▶ [Data shown]

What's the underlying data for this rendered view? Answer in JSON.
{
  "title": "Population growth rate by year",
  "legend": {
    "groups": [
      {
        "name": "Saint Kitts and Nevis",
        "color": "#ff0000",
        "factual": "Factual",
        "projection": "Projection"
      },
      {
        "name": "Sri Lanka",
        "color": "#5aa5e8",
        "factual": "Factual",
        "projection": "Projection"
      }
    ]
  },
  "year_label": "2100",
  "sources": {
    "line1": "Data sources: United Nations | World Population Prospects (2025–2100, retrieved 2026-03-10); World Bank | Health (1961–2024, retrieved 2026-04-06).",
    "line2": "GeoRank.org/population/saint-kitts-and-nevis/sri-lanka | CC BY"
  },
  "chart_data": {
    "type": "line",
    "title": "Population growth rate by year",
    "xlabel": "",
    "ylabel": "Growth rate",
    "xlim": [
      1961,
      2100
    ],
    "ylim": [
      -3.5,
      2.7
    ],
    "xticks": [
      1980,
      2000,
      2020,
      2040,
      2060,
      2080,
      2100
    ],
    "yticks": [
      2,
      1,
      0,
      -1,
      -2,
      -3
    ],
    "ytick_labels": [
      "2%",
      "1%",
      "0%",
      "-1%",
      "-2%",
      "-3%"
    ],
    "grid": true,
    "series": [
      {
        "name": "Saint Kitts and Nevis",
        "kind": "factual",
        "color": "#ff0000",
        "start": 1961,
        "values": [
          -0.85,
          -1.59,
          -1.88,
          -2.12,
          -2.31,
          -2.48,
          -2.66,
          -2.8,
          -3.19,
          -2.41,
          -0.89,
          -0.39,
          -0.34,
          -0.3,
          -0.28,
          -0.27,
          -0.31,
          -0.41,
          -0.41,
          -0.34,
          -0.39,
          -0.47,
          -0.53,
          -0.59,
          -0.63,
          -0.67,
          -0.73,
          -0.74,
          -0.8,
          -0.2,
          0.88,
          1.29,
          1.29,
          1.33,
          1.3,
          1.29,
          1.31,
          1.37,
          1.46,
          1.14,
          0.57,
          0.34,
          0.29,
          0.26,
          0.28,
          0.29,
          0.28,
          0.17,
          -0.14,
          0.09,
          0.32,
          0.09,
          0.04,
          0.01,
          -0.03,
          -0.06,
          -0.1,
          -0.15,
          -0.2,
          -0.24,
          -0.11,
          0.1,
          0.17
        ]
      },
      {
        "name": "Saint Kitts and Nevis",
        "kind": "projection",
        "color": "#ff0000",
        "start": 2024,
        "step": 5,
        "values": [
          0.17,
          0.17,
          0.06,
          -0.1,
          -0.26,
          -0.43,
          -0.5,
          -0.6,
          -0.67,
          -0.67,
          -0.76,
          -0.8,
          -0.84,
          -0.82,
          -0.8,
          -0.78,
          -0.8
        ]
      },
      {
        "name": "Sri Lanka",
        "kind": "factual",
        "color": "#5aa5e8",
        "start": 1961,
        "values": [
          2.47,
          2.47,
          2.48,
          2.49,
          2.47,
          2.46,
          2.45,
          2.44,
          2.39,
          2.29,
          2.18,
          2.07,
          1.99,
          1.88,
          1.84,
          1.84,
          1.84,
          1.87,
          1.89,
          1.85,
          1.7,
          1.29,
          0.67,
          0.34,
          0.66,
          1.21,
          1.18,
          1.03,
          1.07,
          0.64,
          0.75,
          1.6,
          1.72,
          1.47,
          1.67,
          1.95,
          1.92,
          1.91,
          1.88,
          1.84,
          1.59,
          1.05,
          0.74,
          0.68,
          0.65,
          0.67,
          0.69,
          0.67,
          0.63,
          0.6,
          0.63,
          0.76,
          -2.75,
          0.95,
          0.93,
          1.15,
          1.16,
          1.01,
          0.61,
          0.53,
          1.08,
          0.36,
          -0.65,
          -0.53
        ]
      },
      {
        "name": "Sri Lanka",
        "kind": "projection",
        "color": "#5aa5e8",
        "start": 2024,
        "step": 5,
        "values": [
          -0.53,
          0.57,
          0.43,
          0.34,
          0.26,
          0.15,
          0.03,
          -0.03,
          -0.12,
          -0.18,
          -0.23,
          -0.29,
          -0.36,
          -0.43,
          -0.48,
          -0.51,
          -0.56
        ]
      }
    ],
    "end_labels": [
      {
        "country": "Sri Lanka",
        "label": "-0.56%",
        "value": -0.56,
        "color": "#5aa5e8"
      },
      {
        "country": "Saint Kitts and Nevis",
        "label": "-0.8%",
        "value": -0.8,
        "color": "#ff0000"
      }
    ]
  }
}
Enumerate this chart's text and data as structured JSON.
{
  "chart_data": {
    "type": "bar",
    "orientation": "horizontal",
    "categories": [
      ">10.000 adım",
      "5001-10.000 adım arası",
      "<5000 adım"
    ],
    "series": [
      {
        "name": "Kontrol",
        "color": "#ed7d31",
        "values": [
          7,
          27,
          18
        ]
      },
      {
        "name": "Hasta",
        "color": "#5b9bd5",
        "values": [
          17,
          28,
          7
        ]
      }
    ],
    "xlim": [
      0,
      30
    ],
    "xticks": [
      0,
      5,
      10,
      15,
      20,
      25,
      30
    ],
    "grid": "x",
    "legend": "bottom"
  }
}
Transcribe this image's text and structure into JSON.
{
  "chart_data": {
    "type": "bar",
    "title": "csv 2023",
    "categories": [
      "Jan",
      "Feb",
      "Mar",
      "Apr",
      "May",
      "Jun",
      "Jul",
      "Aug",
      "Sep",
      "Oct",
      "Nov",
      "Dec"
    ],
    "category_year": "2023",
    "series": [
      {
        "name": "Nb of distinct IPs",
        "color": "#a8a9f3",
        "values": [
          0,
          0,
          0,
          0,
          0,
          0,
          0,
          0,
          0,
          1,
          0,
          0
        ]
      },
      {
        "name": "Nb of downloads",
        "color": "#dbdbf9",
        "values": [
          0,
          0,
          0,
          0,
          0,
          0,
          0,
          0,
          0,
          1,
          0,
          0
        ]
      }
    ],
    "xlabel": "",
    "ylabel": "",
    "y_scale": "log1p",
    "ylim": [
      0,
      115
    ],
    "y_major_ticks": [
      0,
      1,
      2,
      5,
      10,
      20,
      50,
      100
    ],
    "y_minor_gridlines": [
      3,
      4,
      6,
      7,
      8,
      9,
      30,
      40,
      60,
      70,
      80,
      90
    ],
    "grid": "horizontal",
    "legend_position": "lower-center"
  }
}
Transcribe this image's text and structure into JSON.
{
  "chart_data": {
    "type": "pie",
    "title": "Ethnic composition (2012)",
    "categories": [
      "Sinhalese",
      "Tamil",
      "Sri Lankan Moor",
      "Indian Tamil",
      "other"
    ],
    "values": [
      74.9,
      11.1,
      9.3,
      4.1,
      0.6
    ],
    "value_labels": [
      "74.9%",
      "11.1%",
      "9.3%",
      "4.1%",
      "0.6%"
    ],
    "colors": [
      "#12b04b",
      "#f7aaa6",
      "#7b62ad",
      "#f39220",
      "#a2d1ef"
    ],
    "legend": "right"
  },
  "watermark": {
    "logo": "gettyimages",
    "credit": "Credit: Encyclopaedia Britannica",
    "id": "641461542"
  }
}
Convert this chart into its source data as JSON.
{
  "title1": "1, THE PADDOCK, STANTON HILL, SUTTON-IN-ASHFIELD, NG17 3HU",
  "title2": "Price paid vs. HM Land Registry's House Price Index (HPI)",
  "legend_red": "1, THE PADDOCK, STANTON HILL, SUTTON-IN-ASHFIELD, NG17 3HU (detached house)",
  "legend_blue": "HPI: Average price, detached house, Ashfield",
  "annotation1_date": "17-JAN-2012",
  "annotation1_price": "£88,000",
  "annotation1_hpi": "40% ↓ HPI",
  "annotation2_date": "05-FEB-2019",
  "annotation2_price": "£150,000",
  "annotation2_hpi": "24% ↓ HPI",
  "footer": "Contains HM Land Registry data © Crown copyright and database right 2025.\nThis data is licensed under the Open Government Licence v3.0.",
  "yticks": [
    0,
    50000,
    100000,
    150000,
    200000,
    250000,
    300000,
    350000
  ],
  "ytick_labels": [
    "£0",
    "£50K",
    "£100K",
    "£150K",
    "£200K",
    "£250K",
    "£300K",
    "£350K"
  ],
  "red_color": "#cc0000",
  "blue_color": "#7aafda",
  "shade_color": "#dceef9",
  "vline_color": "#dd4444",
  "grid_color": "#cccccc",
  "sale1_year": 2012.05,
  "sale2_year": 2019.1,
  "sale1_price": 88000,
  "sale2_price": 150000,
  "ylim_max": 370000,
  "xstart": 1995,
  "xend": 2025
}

▶ [Exercise task] Filter the data for the string "country" and copy every line that has it.

▶ [Output for this task]
        "country": "Sri Lanka",
        "country": "Saint Kitts and Nevis",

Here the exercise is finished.